[Figure record listings]
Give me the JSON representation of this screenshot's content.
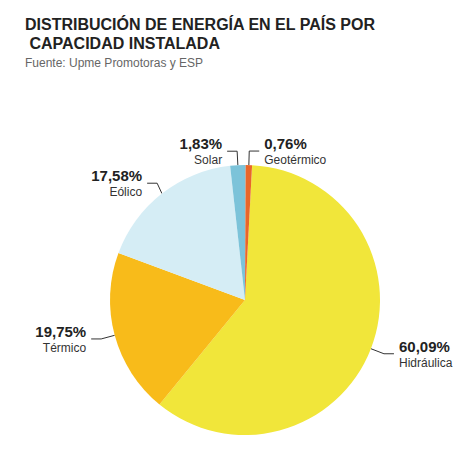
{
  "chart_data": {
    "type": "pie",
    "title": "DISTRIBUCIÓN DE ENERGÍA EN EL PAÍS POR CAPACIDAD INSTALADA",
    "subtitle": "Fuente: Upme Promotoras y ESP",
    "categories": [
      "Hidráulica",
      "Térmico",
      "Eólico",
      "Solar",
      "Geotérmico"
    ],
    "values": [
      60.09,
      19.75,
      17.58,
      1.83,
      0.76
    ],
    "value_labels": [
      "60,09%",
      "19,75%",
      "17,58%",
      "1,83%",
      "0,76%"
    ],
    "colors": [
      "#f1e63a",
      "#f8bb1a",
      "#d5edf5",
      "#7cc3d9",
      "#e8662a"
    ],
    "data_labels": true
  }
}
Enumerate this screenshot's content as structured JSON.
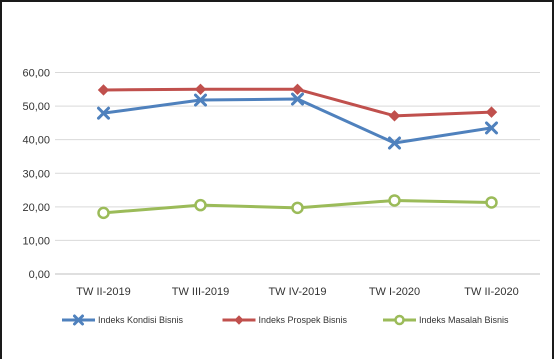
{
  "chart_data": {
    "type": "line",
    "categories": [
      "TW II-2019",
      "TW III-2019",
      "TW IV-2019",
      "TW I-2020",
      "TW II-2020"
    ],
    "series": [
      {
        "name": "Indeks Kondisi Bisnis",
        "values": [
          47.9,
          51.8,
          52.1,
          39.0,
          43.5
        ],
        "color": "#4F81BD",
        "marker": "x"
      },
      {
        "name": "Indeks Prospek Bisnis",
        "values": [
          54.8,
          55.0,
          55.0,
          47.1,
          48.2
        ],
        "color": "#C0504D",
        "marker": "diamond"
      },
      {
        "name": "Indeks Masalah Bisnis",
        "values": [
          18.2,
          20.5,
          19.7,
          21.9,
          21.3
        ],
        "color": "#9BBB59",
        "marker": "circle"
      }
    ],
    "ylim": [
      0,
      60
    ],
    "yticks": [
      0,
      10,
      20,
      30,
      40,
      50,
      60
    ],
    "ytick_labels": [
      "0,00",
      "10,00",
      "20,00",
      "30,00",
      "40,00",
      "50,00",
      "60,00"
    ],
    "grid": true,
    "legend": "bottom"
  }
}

WHAT IS NEEDED:
In your copy, leave out the pictures and reproduce the material above exactly.

PROBLEM SOLUTION:
Give me the JSON representation of this screenshot's content.
{
  "chart_data": {
    "type": "pie",
    "title": "DISTRIBUCIÓN DE ENERGÍA EN EL PAÍS POR CAPACIDAD INSTALADA",
    "subtitle": "Fuente: Upme Promotoras y ESP",
    "categories": [
      "Hidráulica",
      "Térmico",
      "Eólico",
      "Solar",
      "Geotérmico"
    ],
    "values": [
      60.09,
      19.75,
      17.58,
      1.83,
      0.76
    ],
    "value_labels": [
      "60,09%",
      "19,75%",
      "17,58%",
      "1,83%",
      "0,76%"
    ],
    "colors": [
      "#f1e63a",
      "#f8bb1a",
      "#d5edf5",
      "#7cc3d9",
      "#e8662a"
    ],
    "data_labels": true
  }
}
Enumerate this screenshot's content as structured JSON.
{
  "chart_data": {
    "type": "line",
    "categories": [
      "TW II-2019",
      "TW III-2019",
      "TW IV-2019",
      "TW I-2020",
      "TW II-2020"
    ],
    "series": [
      {
        "name": "Indeks Kondisi Bisnis",
        "values": [
          47.9,
          51.8,
          52.1,
          39.0,
          43.5
        ],
        "color": "#4F81BD",
        "marker": "x"
      },
      {
        "name": "Indeks Prospek Bisnis",
        "values": [
          54.8,
          55.0,
          55.0,
          47.1,
          48.2
        ],
        "color": "#C0504D",
        "marker": "diamond"
      },
      {
        "name": "Indeks Masalah Bisnis",
        "values": [
          18.2,
          20.5,
          19.7,
          21.9,
          21.3
        ],
        "color": "#9BBB59",
        "marker": "circle"
      }
    ],
    "ylim": [
      0,
      60
    ],
    "yticks": [
      0,
      10,
      20,
      30,
      40,
      50,
      60
    ],
    "ytick_labels": [
      "0,00",
      "10,00",
      "20,00",
      "30,00",
      "40,00",
      "50,00",
      "60,00"
    ],
    "grid": true,
    "legend": "bottom"
  }
}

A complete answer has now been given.